───── Data shown
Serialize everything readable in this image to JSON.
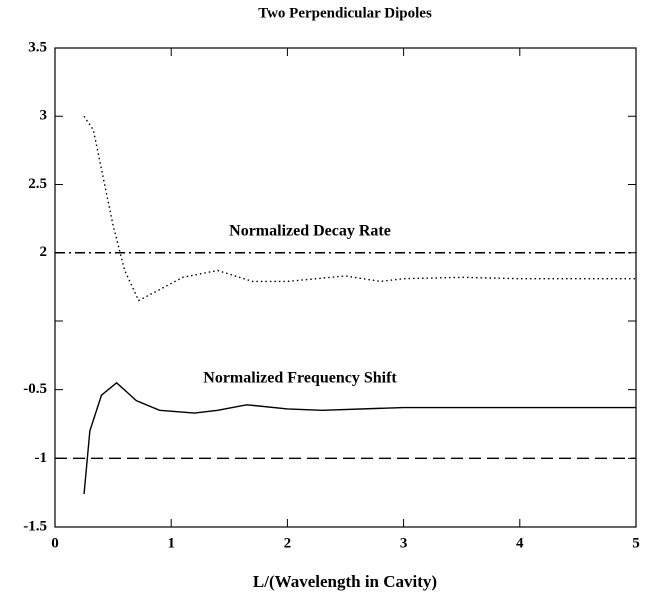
{
  "chart_data": [
    {
      "type": "line",
      "title": "Two Perpendicular Dipoles",
      "annotation": "Normalized Decay Rate",
      "ylim": [
        1.5,
        3.5
      ],
      "yticks": [
        2,
        2.5,
        3,
        3.5
      ],
      "xlim": [
        0,
        5
      ],
      "series": [
        {
          "style": "dotted",
          "color": "#000000",
          "x": [
            0.25,
            0.33,
            0.5,
            0.6,
            0.72,
            0.9,
            1.1,
            1.4,
            1.7,
            2.0,
            2.5,
            2.8,
            3.0,
            3.5,
            4.0,
            4.5,
            5.0
          ],
          "values": [
            3.0,
            2.9,
            2.2,
            1.87,
            1.65,
            1.73,
            1.82,
            1.87,
            1.79,
            1.79,
            1.83,
            1.79,
            1.81,
            1.82,
            1.81,
            1.81,
            1.81
          ]
        },
        {
          "style": "dashdot",
          "color": "#000000",
          "x": [
            0,
            5
          ],
          "values": [
            2,
            2
          ]
        }
      ]
    },
    {
      "type": "line",
      "annotation": "Normalized Frequency Shift",
      "xlabel": "L/(Wavelength in Cavity)",
      "ylim": [
        -1.5,
        0
      ],
      "yticks": [
        -1.5,
        -1,
        -0.5
      ],
      "xlim": [
        0,
        5
      ],
      "xticks": [
        0,
        1,
        2,
        3,
        4,
        5
      ],
      "series": [
        {
          "style": "solid",
          "color": "#000000",
          "x": [
            0.25,
            0.3,
            0.4,
            0.53,
            0.7,
            0.9,
            1.2,
            1.4,
            1.65,
            2.0,
            2.3,
            3.0,
            4.0,
            5.0
          ],
          "values": [
            -1.26,
            -0.8,
            -0.54,
            -0.45,
            -0.58,
            -0.65,
            -0.67,
            -0.65,
            -0.61,
            -0.64,
            -0.65,
            -0.63,
            -0.63,
            -0.63
          ]
        },
        {
          "style": "dashed",
          "color": "#000000",
          "x": [
            0,
            5
          ],
          "values": [
            -1,
            -1
          ]
        }
      ]
    }
  ]
}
──────────
* What to work on
Omit all pictures while transcribing the entries verbatim.

* Solution to this task
Serialize everything readable in this image to JSON.
{
  "chart_data": [
    {
      "type": "line",
      "title": "Two Perpendicular Dipoles",
      "annotation": "Normalized Decay Rate",
      "ylim": [
        1.5,
        3.5
      ],
      "yticks": [
        2,
        2.5,
        3,
        3.5
      ],
      "xlim": [
        0,
        5
      ],
      "series": [
        {
          "style": "dotted",
          "color": "#000000",
          "x": [
            0.25,
            0.33,
            0.5,
            0.6,
            0.72,
            0.9,
            1.1,
            1.4,
            1.7,
            2.0,
            2.5,
            2.8,
            3.0,
            3.5,
            4.0,
            4.5,
            5.0
          ],
          "values": [
            3.0,
            2.9,
            2.2,
            1.87,
            1.65,
            1.73,
            1.82,
            1.87,
            1.79,
            1.79,
            1.83,
            1.79,
            1.81,
            1.82,
            1.81,
            1.81,
            1.81
          ]
        },
        {
          "style": "dashdot",
          "color": "#000000",
          "x": [
            0,
            5
          ],
          "values": [
            2,
            2
          ]
        }
      ]
    },
    {
      "type": "line",
      "annotation": "Normalized Frequency Shift",
      "xlabel": "L/(Wavelength in Cavity)",
      "ylim": [
        -1.5,
        0
      ],
      "yticks": [
        -1.5,
        -1,
        -0.5
      ],
      "xlim": [
        0,
        5
      ],
      "xticks": [
        0,
        1,
        2,
        3,
        4,
        5
      ],
      "series": [
        {
          "style": "solid",
          "color": "#000000",
          "x": [
            0.25,
            0.3,
            0.4,
            0.53,
            0.7,
            0.9,
            1.2,
            1.4,
            1.65,
            2.0,
            2.3,
            3.0,
            4.0,
            5.0
          ],
          "values": [
            -1.26,
            -0.8,
            -0.54,
            -0.45,
            -0.58,
            -0.65,
            -0.67,
            -0.65,
            -0.61,
            -0.64,
            -0.65,
            -0.63,
            -0.63,
            -0.63
          ]
        },
        {
          "style": "dashed",
          "color": "#000000",
          "x": [
            0,
            5
          ],
          "values": [
            -1,
            -1
          ]
        }
      ]
    }
  ]
}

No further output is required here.